## EXERCISE AIM
Every line that contains the word "Ρυθμός" should be copied out.

## DATA SHOWN
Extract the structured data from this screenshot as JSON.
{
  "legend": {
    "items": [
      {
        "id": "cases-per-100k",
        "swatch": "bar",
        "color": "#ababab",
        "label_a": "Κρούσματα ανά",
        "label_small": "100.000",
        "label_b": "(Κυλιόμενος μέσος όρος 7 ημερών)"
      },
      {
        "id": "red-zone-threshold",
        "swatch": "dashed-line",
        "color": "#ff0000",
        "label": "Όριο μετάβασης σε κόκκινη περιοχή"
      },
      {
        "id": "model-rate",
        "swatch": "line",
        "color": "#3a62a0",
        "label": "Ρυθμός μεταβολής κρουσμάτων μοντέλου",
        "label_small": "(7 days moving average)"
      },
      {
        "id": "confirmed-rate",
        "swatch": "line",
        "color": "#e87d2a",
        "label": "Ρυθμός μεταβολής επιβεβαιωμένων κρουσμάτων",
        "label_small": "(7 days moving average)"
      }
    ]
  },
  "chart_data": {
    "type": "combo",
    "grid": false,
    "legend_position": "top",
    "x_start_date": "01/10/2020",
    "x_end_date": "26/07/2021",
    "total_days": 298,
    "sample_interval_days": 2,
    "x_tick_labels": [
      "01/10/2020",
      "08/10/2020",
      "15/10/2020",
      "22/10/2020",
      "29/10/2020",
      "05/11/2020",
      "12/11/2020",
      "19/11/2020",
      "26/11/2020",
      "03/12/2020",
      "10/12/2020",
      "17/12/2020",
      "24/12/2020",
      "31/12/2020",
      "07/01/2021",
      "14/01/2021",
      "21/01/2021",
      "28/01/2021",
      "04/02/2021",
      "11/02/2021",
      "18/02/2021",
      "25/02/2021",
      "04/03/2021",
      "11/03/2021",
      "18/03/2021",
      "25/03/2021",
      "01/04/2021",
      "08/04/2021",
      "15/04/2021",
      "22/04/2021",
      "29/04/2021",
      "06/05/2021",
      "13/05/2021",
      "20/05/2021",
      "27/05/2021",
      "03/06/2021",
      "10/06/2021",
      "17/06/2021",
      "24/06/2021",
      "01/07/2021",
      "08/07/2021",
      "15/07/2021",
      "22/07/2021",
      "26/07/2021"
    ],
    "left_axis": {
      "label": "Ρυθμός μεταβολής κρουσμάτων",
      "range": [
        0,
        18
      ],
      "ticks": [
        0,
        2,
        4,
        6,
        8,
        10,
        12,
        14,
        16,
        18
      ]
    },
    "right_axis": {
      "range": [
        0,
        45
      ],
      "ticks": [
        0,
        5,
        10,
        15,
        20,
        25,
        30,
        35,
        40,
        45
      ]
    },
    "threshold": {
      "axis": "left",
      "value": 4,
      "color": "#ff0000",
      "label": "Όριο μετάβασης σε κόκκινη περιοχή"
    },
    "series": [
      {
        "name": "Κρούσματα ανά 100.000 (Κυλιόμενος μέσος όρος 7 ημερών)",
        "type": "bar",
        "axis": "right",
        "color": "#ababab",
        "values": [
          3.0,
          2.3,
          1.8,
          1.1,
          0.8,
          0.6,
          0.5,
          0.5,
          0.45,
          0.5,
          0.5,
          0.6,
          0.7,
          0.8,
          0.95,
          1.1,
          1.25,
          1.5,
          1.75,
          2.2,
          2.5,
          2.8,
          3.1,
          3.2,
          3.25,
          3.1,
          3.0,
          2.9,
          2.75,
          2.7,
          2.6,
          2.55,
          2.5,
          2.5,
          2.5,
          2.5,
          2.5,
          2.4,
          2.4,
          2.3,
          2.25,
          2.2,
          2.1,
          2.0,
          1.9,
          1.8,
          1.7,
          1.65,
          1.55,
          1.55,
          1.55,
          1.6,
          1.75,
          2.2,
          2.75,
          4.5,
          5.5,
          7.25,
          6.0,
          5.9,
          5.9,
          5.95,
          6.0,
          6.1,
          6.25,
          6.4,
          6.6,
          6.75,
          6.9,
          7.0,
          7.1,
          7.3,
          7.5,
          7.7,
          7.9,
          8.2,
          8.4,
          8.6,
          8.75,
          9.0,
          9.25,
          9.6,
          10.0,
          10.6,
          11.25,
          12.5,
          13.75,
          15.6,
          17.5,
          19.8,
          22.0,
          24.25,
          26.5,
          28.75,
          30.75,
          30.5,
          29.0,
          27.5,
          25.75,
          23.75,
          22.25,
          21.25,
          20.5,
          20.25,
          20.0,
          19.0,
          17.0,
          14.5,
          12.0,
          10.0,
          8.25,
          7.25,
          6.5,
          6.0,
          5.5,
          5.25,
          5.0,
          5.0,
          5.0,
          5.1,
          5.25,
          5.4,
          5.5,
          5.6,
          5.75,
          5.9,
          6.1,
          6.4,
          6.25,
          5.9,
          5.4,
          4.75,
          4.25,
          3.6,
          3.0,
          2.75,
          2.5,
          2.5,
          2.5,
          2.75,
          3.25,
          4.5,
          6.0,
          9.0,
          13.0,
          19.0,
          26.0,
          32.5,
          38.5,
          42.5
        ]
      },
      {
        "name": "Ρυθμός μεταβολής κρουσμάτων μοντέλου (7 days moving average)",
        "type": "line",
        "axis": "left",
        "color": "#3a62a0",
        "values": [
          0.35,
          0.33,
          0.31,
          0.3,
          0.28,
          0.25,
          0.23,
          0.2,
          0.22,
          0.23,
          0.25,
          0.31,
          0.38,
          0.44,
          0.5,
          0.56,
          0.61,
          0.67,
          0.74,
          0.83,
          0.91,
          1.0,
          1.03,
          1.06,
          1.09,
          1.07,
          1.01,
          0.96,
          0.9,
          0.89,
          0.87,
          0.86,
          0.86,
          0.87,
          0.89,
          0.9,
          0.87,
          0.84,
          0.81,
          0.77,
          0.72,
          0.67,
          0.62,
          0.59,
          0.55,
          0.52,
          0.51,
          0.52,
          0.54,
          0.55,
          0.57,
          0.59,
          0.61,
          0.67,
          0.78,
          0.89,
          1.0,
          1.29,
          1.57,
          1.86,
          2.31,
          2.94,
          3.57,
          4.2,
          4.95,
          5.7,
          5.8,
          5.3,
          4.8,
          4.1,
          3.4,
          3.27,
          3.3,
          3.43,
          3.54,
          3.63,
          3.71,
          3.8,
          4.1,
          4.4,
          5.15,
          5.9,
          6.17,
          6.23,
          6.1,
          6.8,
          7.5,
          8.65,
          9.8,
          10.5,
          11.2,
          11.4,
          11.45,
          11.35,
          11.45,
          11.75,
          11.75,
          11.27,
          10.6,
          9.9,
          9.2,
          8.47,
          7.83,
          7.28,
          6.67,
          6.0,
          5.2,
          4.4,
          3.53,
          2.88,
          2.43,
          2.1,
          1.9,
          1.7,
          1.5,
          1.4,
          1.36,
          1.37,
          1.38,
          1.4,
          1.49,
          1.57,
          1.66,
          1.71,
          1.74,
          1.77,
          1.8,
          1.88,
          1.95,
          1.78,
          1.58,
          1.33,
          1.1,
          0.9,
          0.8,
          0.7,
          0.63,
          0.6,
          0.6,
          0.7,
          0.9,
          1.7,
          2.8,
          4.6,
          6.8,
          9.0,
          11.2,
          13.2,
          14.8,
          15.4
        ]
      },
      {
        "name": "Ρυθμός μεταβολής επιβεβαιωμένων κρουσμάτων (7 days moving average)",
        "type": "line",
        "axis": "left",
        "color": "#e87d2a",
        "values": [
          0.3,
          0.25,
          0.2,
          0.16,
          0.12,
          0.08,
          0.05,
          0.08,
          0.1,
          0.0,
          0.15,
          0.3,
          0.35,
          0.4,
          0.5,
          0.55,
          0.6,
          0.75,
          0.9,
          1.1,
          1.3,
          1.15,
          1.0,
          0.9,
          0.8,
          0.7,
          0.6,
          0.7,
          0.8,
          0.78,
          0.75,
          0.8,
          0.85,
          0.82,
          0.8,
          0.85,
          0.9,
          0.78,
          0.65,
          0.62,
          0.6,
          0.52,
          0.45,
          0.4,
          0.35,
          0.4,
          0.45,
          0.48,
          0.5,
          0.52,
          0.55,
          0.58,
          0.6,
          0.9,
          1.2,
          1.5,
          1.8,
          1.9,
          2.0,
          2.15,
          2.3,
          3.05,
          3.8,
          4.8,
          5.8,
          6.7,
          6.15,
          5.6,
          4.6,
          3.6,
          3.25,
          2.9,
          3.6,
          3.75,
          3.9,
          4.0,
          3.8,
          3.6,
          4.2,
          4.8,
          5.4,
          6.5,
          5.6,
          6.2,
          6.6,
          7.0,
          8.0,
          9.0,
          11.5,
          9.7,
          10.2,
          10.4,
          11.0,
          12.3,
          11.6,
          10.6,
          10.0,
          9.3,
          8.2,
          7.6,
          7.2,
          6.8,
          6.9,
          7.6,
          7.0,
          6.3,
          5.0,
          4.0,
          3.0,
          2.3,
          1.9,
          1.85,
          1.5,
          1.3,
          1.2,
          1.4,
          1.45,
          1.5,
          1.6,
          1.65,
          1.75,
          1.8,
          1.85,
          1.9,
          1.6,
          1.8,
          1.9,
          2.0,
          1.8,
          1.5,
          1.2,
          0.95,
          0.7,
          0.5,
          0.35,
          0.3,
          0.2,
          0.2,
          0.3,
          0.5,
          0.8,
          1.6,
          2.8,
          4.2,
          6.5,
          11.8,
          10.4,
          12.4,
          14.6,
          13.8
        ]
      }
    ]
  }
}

## RESULT OF THIS TASK
        "label": "Ρυθμός μεταβολής κρουσμάτων μοντέλου",
        "label": "Ρυθμός μεταβολής επιβεβαιωμένων κρουσμάτων",
      "label": "Ρυθμός μεταβολής κρουσμάτων",
        "name": "Ρυθμός μεταβολής κρουσμάτων μοντέλου (7 days moving average)",
        "name": "Ρυθμός μεταβολής επιβεβαιωμένων κρουσμάτων (7 days moving average)",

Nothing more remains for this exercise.